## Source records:
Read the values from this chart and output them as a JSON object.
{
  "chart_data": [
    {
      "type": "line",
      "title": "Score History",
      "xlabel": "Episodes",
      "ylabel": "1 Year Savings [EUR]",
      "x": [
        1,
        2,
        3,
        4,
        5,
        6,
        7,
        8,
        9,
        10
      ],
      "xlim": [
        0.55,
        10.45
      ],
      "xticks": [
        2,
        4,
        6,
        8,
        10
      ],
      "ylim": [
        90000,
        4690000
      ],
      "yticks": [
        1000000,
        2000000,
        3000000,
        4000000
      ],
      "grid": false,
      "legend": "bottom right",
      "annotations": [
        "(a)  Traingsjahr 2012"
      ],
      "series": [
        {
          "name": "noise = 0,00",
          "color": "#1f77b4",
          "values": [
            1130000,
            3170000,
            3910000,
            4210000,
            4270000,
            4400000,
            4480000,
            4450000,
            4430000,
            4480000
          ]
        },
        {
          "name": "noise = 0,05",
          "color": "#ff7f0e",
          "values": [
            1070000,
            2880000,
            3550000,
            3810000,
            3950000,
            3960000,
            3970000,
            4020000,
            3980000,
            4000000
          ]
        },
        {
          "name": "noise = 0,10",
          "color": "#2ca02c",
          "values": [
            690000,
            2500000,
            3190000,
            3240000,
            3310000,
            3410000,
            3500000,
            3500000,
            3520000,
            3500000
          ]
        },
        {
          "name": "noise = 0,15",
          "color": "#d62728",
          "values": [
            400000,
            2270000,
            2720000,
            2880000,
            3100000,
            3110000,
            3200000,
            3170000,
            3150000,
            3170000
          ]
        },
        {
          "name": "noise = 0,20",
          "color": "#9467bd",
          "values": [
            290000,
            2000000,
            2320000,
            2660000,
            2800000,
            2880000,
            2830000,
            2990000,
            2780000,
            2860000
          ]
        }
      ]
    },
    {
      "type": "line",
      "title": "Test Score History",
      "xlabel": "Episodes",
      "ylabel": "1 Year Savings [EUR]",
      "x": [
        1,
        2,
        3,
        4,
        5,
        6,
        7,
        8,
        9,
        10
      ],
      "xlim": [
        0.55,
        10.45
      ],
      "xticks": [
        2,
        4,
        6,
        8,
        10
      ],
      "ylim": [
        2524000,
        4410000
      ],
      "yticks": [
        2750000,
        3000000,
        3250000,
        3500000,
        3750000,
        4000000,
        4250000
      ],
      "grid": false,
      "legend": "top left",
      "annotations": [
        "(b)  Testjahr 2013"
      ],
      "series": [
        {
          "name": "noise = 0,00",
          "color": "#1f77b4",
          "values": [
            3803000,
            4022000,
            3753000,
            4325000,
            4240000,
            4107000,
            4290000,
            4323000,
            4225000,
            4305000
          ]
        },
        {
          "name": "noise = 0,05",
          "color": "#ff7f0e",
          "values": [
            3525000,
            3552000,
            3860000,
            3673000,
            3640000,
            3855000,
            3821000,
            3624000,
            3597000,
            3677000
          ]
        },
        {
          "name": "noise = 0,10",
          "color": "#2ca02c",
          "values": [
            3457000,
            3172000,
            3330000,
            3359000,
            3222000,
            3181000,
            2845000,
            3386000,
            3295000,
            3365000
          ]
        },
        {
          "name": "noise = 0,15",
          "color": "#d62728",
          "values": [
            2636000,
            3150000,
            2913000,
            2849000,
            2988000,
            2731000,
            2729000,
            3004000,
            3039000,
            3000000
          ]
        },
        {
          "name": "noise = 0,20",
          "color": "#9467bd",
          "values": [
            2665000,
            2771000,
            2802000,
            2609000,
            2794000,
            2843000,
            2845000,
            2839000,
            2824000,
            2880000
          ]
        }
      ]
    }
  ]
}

## AIM:
Going through the entries above, tally each line that has the word "History". Answer with the number only.

## COMPLETE ANSWER:
2